◆ **WHAT THE TASK ASKS**
Please retype every line of the records below word for word, without changing anything.

◆ **Dataset excerpt**
--- --- ---

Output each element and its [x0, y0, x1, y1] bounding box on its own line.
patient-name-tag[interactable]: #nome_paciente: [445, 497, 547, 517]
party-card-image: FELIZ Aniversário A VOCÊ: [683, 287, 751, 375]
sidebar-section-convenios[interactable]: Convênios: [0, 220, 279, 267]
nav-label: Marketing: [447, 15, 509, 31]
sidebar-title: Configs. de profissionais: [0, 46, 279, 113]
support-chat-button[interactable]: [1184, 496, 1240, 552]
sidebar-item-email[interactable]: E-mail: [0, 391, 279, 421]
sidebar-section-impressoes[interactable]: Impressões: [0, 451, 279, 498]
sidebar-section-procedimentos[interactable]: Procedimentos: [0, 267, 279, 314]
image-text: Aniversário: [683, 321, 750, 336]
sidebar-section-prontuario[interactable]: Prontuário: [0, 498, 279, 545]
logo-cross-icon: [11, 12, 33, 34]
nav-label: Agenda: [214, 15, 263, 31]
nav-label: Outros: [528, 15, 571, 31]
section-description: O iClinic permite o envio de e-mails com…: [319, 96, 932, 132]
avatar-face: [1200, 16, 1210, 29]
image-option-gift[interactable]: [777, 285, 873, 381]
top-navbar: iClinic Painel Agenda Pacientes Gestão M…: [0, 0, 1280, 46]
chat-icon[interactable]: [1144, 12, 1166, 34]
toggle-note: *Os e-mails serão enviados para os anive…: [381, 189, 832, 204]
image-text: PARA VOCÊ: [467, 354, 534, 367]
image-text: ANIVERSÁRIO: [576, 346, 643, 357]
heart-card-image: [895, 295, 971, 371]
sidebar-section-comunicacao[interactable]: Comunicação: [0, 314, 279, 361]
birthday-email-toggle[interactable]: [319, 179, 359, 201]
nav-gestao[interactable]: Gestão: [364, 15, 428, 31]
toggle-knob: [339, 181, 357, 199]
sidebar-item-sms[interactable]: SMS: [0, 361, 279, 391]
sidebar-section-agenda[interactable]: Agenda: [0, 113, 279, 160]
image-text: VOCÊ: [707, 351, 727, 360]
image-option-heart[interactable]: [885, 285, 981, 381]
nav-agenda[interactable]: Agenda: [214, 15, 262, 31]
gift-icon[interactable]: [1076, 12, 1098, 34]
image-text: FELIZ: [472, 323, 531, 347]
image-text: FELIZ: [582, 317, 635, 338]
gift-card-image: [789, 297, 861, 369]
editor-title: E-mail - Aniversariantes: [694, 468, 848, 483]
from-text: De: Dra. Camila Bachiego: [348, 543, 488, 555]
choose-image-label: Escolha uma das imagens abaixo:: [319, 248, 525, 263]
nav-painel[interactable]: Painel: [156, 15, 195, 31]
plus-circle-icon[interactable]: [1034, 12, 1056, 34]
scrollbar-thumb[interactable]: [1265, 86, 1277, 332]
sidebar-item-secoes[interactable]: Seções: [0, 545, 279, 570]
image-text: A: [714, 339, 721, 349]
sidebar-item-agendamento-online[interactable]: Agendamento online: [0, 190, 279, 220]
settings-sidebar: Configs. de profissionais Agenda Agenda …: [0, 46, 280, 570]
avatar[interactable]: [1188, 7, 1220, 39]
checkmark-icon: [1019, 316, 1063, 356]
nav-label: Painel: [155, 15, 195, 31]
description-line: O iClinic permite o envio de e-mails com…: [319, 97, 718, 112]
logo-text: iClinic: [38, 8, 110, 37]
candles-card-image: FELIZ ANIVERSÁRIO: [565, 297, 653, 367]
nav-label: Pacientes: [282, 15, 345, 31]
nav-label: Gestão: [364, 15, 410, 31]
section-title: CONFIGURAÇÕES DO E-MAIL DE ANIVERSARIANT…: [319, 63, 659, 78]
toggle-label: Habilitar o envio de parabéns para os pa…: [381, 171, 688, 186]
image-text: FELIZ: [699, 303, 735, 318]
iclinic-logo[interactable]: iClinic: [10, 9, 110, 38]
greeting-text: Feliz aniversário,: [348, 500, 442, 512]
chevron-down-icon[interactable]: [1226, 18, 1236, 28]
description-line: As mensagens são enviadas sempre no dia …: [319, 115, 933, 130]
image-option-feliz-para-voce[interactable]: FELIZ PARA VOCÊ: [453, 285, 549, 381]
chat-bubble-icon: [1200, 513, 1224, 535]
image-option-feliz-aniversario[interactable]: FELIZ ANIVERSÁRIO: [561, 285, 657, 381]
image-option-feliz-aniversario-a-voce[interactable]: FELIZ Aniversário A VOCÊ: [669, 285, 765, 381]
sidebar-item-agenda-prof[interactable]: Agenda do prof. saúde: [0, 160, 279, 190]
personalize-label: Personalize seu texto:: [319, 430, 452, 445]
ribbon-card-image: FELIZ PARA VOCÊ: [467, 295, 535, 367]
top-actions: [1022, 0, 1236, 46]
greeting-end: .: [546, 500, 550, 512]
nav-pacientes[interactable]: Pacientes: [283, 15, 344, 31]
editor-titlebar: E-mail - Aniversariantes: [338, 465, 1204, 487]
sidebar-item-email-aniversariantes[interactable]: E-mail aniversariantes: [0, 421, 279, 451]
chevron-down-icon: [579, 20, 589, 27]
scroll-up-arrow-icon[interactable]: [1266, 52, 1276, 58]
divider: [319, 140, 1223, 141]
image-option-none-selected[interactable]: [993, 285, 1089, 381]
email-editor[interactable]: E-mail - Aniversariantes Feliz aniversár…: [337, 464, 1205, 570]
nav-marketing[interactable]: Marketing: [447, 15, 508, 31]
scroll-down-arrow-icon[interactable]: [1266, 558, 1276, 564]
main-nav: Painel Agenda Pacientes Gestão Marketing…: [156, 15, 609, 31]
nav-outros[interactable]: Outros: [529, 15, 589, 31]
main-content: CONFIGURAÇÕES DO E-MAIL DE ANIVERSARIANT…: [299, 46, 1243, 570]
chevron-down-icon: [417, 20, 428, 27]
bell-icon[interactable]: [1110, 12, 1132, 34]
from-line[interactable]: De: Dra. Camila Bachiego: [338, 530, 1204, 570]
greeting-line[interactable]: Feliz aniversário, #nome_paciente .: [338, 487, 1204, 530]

--- --- ---

◆ **EXERCISE RESPONSE**
Output each element and its [x0, y0, x1, y1] bounding box on its own line.
patient-name-tag[interactable]: #nome_paciente: [445, 497, 547, 517]
party-card-image: FELIZ Aniversário A VOCÊ: [683, 287, 751, 375]
sidebar-section-convenios[interactable]: Convênios: [0, 220, 279, 267]
nav-label: Marketing: [447, 15, 509, 31]
sidebar-title: Configs. de profissionais: [0, 46, 279, 113]
support-chat-button[interactable]: [1184, 496, 1240, 552]
sidebar-item-email[interactable]: E-mail: [0, 391, 279, 421]
sidebar-section-impressoes[interactable]: Impressões: [0, 451, 279, 498]
sidebar-section-procedimentos[interactable]: Procedimentos: [0, 267, 279, 314]
image-text: Aniversário: [683, 321, 750, 336]
sidebar-section-prontuario[interactable]: Prontuário: [0, 498, 279, 545]
logo-cross-icon: [11, 12, 33, 34]
nav-label: Agenda: [214, 15, 263, 31]
nav-label: Outros: [528, 15, 571, 31]
section-description: O iClinic permite o envio de e-mails com…: [319, 96, 932, 132]
avatar-face: [1200, 16, 1210, 29]
image-option-gift[interactable]: [777, 285, 873, 381]
top-navbar: iClinic Painel Agenda Pacientes Gestão M…: [0, 0, 1280, 46]
chat-icon[interactable]: [1144, 12, 1166, 34]
toggle-note: *Os e-mails serão enviados para os anive…: [381, 189, 832, 204]
image-text: PARA VOCÊ: [467, 354, 534, 367]
image-text: ANIVERSÁRIO: [576, 346, 643, 357]
heart-card-image: [895, 295, 971, 371]
sidebar-section-comunicacao[interactable]: Comunicação: [0, 314, 279, 361]
birthday-email-toggle[interactable]: [319, 179, 359, 201]
nav-gestao[interactable]: Gestão: [364, 15, 428, 31]
toggle-knob: [339, 181, 357, 199]
sidebar-item-sms[interactable]: SMS: [0, 361, 279, 391]
sidebar-section-agenda[interactable]: Agenda: [0, 113, 279, 160]
image-text: VOCÊ: [707, 351, 727, 360]
image-option-heart[interactable]: [885, 285, 981, 381]
nav-agenda[interactable]: Agenda: [214, 15, 262, 31]
gift-icon[interactable]: [1076, 12, 1098, 34]
image-text: FELIZ: [472, 323, 531, 347]
image-text: FELIZ: [582, 317, 635, 338]
gift-card-image: [789, 297, 861, 369]
editor-title: E-mail - Aniversariantes: [694, 468, 848, 483]
from-text: De: Dra. Camila Bachiego: [348, 543, 488, 555]
choose-image-label: Escolha uma das imagens abaixo:: [319, 248, 525, 263]
nav-painel[interactable]: Painel: [156, 15, 195, 31]
plus-circle-icon[interactable]: [1034, 12, 1056, 34]
scrollbar-thumb[interactable]: [1265, 86, 1277, 332]
sidebar-item-secoes[interactable]: Seções: [0, 545, 279, 570]
image-text: A: [714, 339, 721, 349]
sidebar-item-agendamento-online[interactable]: Agendamento online: [0, 190, 279, 220]
settings-sidebar: Configs. de profissionais Agenda Agenda …: [0, 46, 280, 570]
avatar[interactable]: [1188, 7, 1220, 39]
checkmark-icon: [1019, 316, 1063, 356]
nav-label: Painel: [155, 15, 195, 31]
description-line: O iClinic permite o envio de e-mails com…: [319, 97, 718, 112]
logo-text: iClinic: [38, 8, 110, 37]
candles-card-image: FELIZ ANIVERSÁRIO: [565, 297, 653, 367]
nav-label: Pacientes: [282, 15, 345, 31]
nav-label: Gestão: [364, 15, 410, 31]
section-title: CONFIGURAÇÕES DO E-MAIL DE ANIVERSARIANT…: [319, 63, 659, 78]
toggle-label: Habilitar o envio de parabéns para os pa…: [381, 171, 688, 186]
image-text: FELIZ: [699, 303, 735, 318]
iclinic-logo[interactable]: iClinic: [10, 9, 110, 38]
greeting-text: Feliz aniversário,: [348, 500, 442, 512]
chevron-down-icon[interactable]: [1226, 18, 1236, 28]
description-line: As mensagens são enviadas sempre no dia …: [319, 115, 933, 130]
image-option-feliz-para-voce[interactable]: FELIZ PARA VOCÊ: [453, 285, 549, 381]
chat-bubble-icon: [1200, 513, 1224, 535]
image-option-feliz-aniversario[interactable]: FELIZ ANIVERSÁRIO: [561, 285, 657, 381]
image-option-feliz-aniversario-a-voce[interactable]: FELIZ Aniversário A VOCÊ: [669, 285, 765, 381]
sidebar-item-agenda-prof[interactable]: Agenda do prof. saúde: [0, 160, 279, 190]
personalize-label: Personalize seu texto:: [319, 430, 452, 445]
ribbon-card-image: FELIZ PARA VOCÊ: [467, 295, 535, 367]
top-actions: [1022, 0, 1236, 46]
greeting-end: .: [546, 500, 550, 512]
nav-pacientes[interactable]: Pacientes: [283, 15, 344, 31]
editor-titlebar: E-mail - Aniversariantes: [338, 465, 1204, 487]
sidebar-item-email-aniversariantes[interactable]: E-mail aniversariantes: [0, 421, 279, 451]
chevron-down-icon: [579, 20, 589, 27]
scroll-up-arrow-icon[interactable]: [1266, 52, 1276, 58]
divider: [319, 140, 1223, 141]
image-option-none-selected[interactable]: [993, 285, 1089, 381]
email-editor[interactable]: E-mail - Aniversariantes Feliz aniversár…: [337, 464, 1205, 570]
nav-marketing[interactable]: Marketing: [447, 15, 508, 31]
scroll-down-arrow-icon[interactable]: [1266, 558, 1276, 564]
main-nav: Painel Agenda Pacientes Gestão Marketing…: [156, 15, 609, 31]
nav-outros[interactable]: Outros: [529, 15, 589, 31]
main-content: CONFIGURAÇÕES DO E-MAIL DE ANIVERSARIANT…: [299, 46, 1243, 570]
chevron-down-icon: [417, 20, 428, 27]
bell-icon[interactable]: [1110, 12, 1132, 34]
from-line[interactable]: De: Dra. Camila Bachiego: [338, 530, 1204, 570]
greeting-line[interactable]: Feliz aniversário, #nome_paciente .: [338, 487, 1204, 530]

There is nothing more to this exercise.